→ Stated goal:
Scan the records for the string "right"; copy each line where it occurs.

→ Records for this exercise:
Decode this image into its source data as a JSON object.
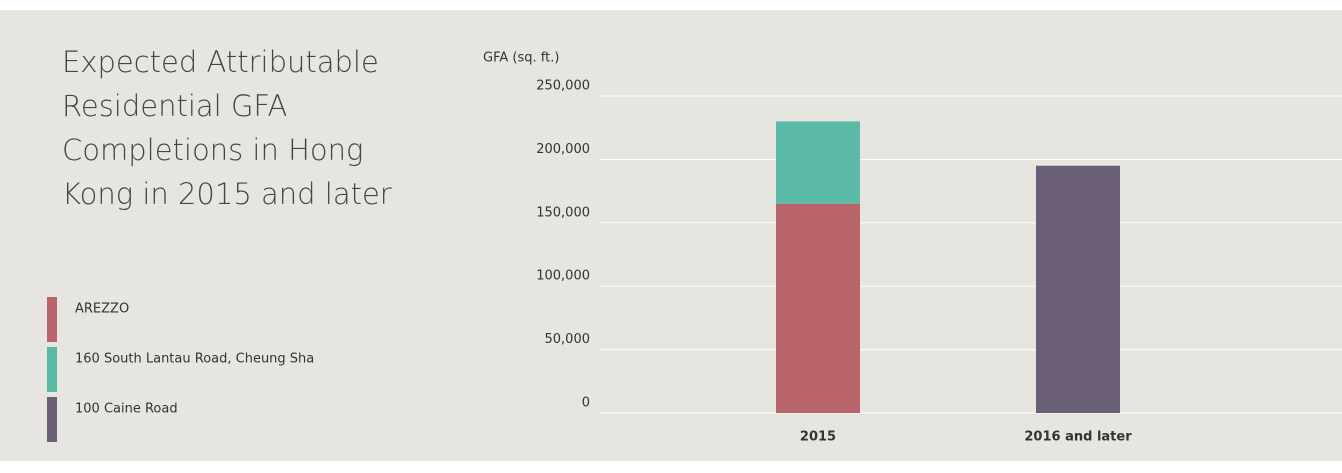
{
  "chart_data": {
    "type": "stacked_bar",
    "title": "Expected Attributable Residential GFA Completions in Hong Kong in 2015 and later",
    "y_label": "GFA (sq. ft.)",
    "categories": [
      "2015",
      "2016 and later"
    ],
    "series": [
      {
        "name": "AREZZO",
        "color": "#b9646a",
        "values": [
          165000,
          null
        ]
      },
      {
        "name": "160 South Lantau Road, Cheung Sha",
        "color": "#5bbaa6",
        "values": [
          65000,
          null
        ]
      },
      {
        "name": "100 Caine Road",
        "color": "#6b5e77",
        "values": [
          null,
          195000
        ]
      }
    ],
    "ylim": [
      0,
      250000
    ],
    "yticks": [
      0,
      {
        "value": 50000,
        "label": "50,000"
      },
      {
        "value": 100000,
        "label": "100,000"
      },
      {
        "value": 150000,
        "label": "150,000"
      },
      {
        "value": 200000,
        "label": "200,000"
      },
      {
        "value": 250000,
        "label": "250,000"
      }
    ],
    "grid": true
  }
}
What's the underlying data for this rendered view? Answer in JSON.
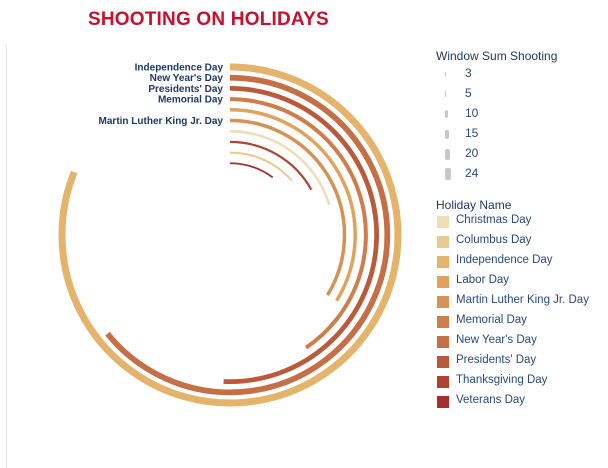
{
  "title": "SHOOTING ON HOLIDAYS",
  "legend": {
    "size_title": "Window Sum Shooting",
    "sizes": [
      "3",
      "5",
      "10",
      "15",
      "20",
      "24"
    ],
    "color_title": "Holiday Name",
    "holidays": [
      {
        "name": "Christmas Day",
        "color": "#f0dcb9"
      },
      {
        "name": "Columbus Day",
        "color": "#e9c992"
      },
      {
        "name": "Independence Day",
        "color": "#e5b46c"
      },
      {
        "name": "Labor Day",
        "color": "#dfa35c"
      },
      {
        "name": "Martin Luther King Jr. Day",
        "color": "#d59255"
      },
      {
        "name": "Memorial Day",
        "color": "#cd7e4b"
      },
      {
        "name": "New Year's Day",
        "color": "#c46f45"
      },
      {
        "name": "Presidents' Day",
        "color": "#b95b3b"
      },
      {
        "name": "Thanksgiving Day",
        "color": "#ae4331"
      },
      {
        "name": "Veterans Day",
        "color": "#a3302c"
      }
    ]
  },
  "chart_data": {
    "type": "radial-bar",
    "title": "SHOOTING ON HOLIDAYS",
    "series": [
      {
        "name": "Independence Day",
        "value": 24,
        "label": "Independence Day",
        "color": "#e5b46c"
      },
      {
        "name": "New Year's Day",
        "value": 19,
        "label": "New Year's Day",
        "color": "#c46f45"
      },
      {
        "name": "Presidents' Day",
        "value": 15,
        "label": "Presidents' Day",
        "color": "#b95b3b"
      },
      {
        "name": "Memorial Day",
        "value": 12,
        "label": "Memorial Day",
        "color": "#cd7e4b"
      },
      {
        "name": "Labor Day",
        "value": 10,
        "label": "",
        "color": "#dfa35c"
      },
      {
        "name": "Martin Luther King Jr. Day",
        "value": 10,
        "label": "Martin Luther King Jr. Day",
        "color": "#d59255"
      },
      {
        "name": "Christmas Day",
        "value": 6,
        "label": "",
        "color": "#f0dcb9"
      },
      {
        "name": "Thanksgiving Day",
        "value": 5,
        "label": "",
        "color": "#ae4331"
      },
      {
        "name": "Columbus Day",
        "value": 4,
        "label": "",
        "color": "#e9c992"
      },
      {
        "name": "Veterans Day",
        "value": 3,
        "label": "",
        "color": "#a3302c"
      }
    ],
    "size_legend": [
      3,
      5,
      10,
      15,
      20,
      24
    ],
    "legend_placement": "right"
  }
}
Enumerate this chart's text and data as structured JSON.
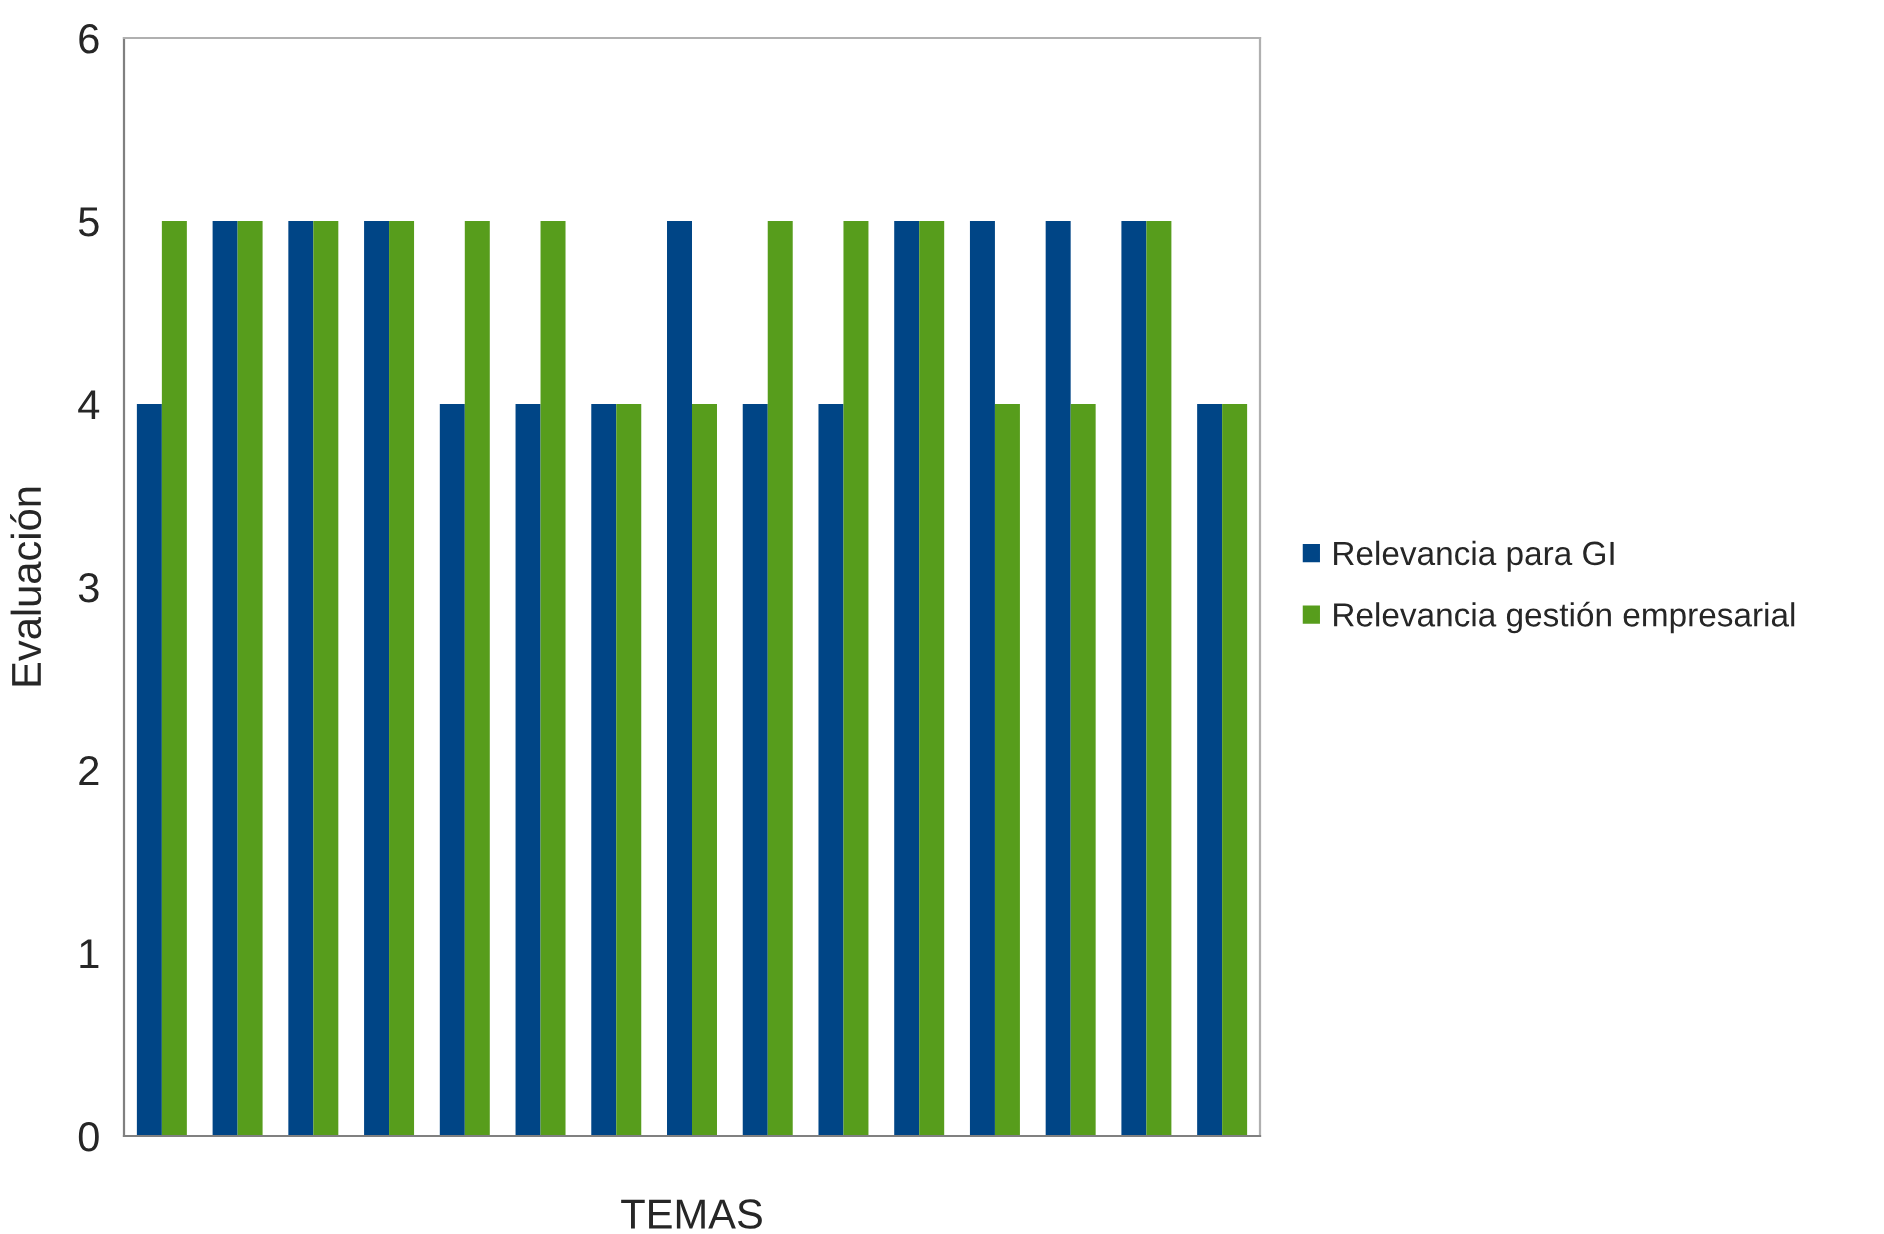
{
  "chart_data": {
    "type": "bar",
    "xlabel": "TEMAS",
    "ylabel": "Evaluación",
    "categories": [
      null,
      null,
      null,
      null,
      null,
      null,
      null,
      null,
      null,
      null,
      null,
      null,
      null,
      null,
      null
    ],
    "series": [
      {
        "name": "Relevancia para GI",
        "color": "#004586",
        "values": [
          4,
          5,
          5,
          5,
          4,
          4,
          4,
          5,
          4,
          4,
          5,
          5,
          5,
          5,
          4
        ]
      },
      {
        "name": "Relevancia gestión empresarial",
        "color": "#579d1c",
        "values": [
          5,
          5,
          5,
          5,
          5,
          5,
          4,
          4,
          5,
          5,
          5,
          4,
          4,
          5,
          4
        ]
      }
    ],
    "ylim": [
      0,
      6
    ],
    "yticks": [
      0,
      1,
      2,
      3,
      4,
      5,
      6
    ],
    "grid": false,
    "legend": "right"
  }
}
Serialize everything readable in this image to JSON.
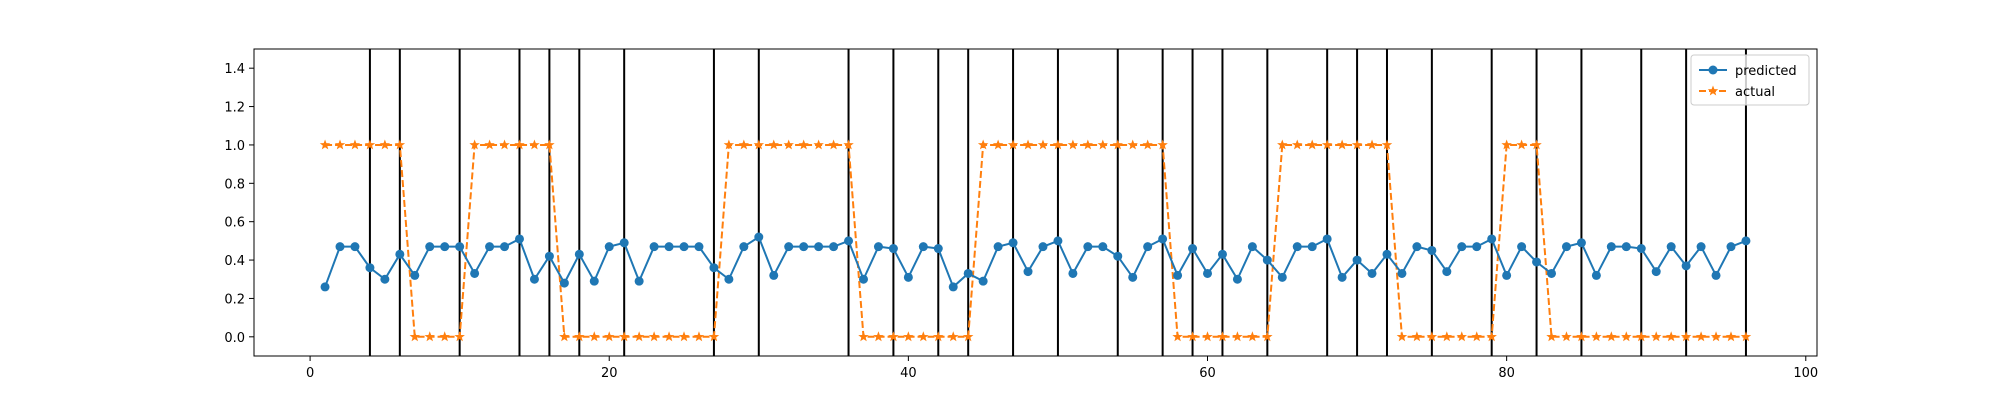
{
  "chart_data": {
    "type": "line",
    "title": "",
    "xlabel": "",
    "ylabel": "",
    "xlim": [
      -3.75,
      100.75
    ],
    "ylim": [
      -0.1,
      1.5
    ],
    "xticks": [
      0,
      20,
      40,
      60,
      80,
      100
    ],
    "yticks": [
      0.0,
      0.2,
      0.4,
      0.6,
      0.8,
      1.0,
      1.2,
      1.4
    ],
    "ytick_labels": [
      "0.0",
      "0.2",
      "0.4",
      "0.6",
      "0.8",
      "1.0",
      "1.2",
      "1.4"
    ],
    "grid": false,
    "legend": "top-right",
    "vlines": [
      4,
      6,
      10,
      14,
      16,
      18,
      21,
      27,
      30,
      36,
      39,
      42,
      44,
      47,
      50,
      54,
      57,
      59,
      61,
      64,
      68,
      70,
      72,
      75,
      79,
      82,
      85,
      89,
      92,
      96
    ],
    "x": [
      1,
      2,
      3,
      4,
      5,
      6,
      7,
      8,
      9,
      10,
      11,
      12,
      13,
      14,
      15,
      16,
      17,
      18,
      19,
      20,
      21,
      22,
      23,
      24,
      25,
      26,
      27,
      28,
      29,
      30,
      31,
      32,
      33,
      34,
      35,
      36,
      37,
      38,
      39,
      40,
      41,
      42,
      43,
      44,
      45,
      46,
      47,
      48,
      49,
      50,
      51,
      52,
      53,
      54,
      55,
      56,
      57,
      58,
      59,
      60,
      61,
      62,
      63,
      64,
      65,
      66,
      67,
      68,
      69,
      70,
      71,
      72,
      73,
      74,
      75,
      76,
      77,
      78,
      79,
      80,
      81,
      82,
      83,
      84,
      85,
      86,
      87,
      88,
      89,
      90,
      91,
      92,
      93,
      94,
      95,
      96
    ],
    "series": [
      {
        "name": "predicted",
        "color": "#1f77b4",
        "marker": "circle",
        "linestyle": "solid",
        "values": [
          0.26,
          0.47,
          0.47,
          0.36,
          0.3,
          0.43,
          0.32,
          0.47,
          0.47,
          0.47,
          0.33,
          0.47,
          0.47,
          0.51,
          0.3,
          0.42,
          0.28,
          0.43,
          0.29,
          0.47,
          0.49,
          0.29,
          0.47,
          0.47,
          0.47,
          0.47,
          0.36,
          0.3,
          0.47,
          0.52,
          0.32,
          0.47,
          0.47,
          0.47,
          0.47,
          0.5,
          0.3,
          0.47,
          0.46,
          0.31,
          0.47,
          0.46,
          0.26,
          0.33,
          0.29,
          0.47,
          0.49,
          0.34,
          0.47,
          0.5,
          0.33,
          0.47,
          0.47,
          0.42,
          0.31,
          0.47,
          0.51,
          0.32,
          0.46,
          0.33,
          0.43,
          0.3,
          0.47,
          0.4,
          0.31,
          0.47,
          0.47,
          0.51,
          0.31,
          0.4,
          0.33,
          0.43,
          0.33,
          0.47,
          0.45,
          0.34,
          0.47,
          0.47,
          0.51,
          0.32,
          0.47,
          0.39,
          0.33,
          0.47,
          0.49,
          0.32,
          0.47,
          0.47,
          0.46,
          0.34,
          0.47,
          0.37,
          0.47,
          0.32,
          0.47,
          0.5
        ]
      },
      {
        "name": "actual",
        "color": "#ff7f0e",
        "marker": "star",
        "linestyle": "dashed",
        "values": [
          1,
          1,
          1,
          1,
          1,
          1,
          0,
          0,
          0,
          0,
          1,
          1,
          1,
          1,
          1,
          1,
          0,
          0,
          0,
          0,
          0,
          0,
          0,
          0,
          0,
          0,
          0,
          1,
          1,
          1,
          1,
          1,
          1,
          1,
          1,
          1,
          0,
          0,
          0,
          0,
          0,
          0,
          0,
          0,
          1,
          1,
          1,
          1,
          1,
          1,
          1,
          1,
          1,
          1,
          1,
          1,
          1,
          0,
          0,
          0,
          0,
          0,
          0,
          0,
          1,
          1,
          1,
          1,
          1,
          1,
          1,
          1,
          0,
          0,
          0,
          0,
          0,
          0,
          0,
          1,
          1,
          1,
          0,
          0,
          0,
          0,
          0,
          0,
          0,
          0,
          0,
          0,
          0,
          0,
          0,
          0
        ]
      }
    ]
  }
}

→ Correct answer:
    "legend_placement": "right"
    "legend": "right"
    "legend": "top-right",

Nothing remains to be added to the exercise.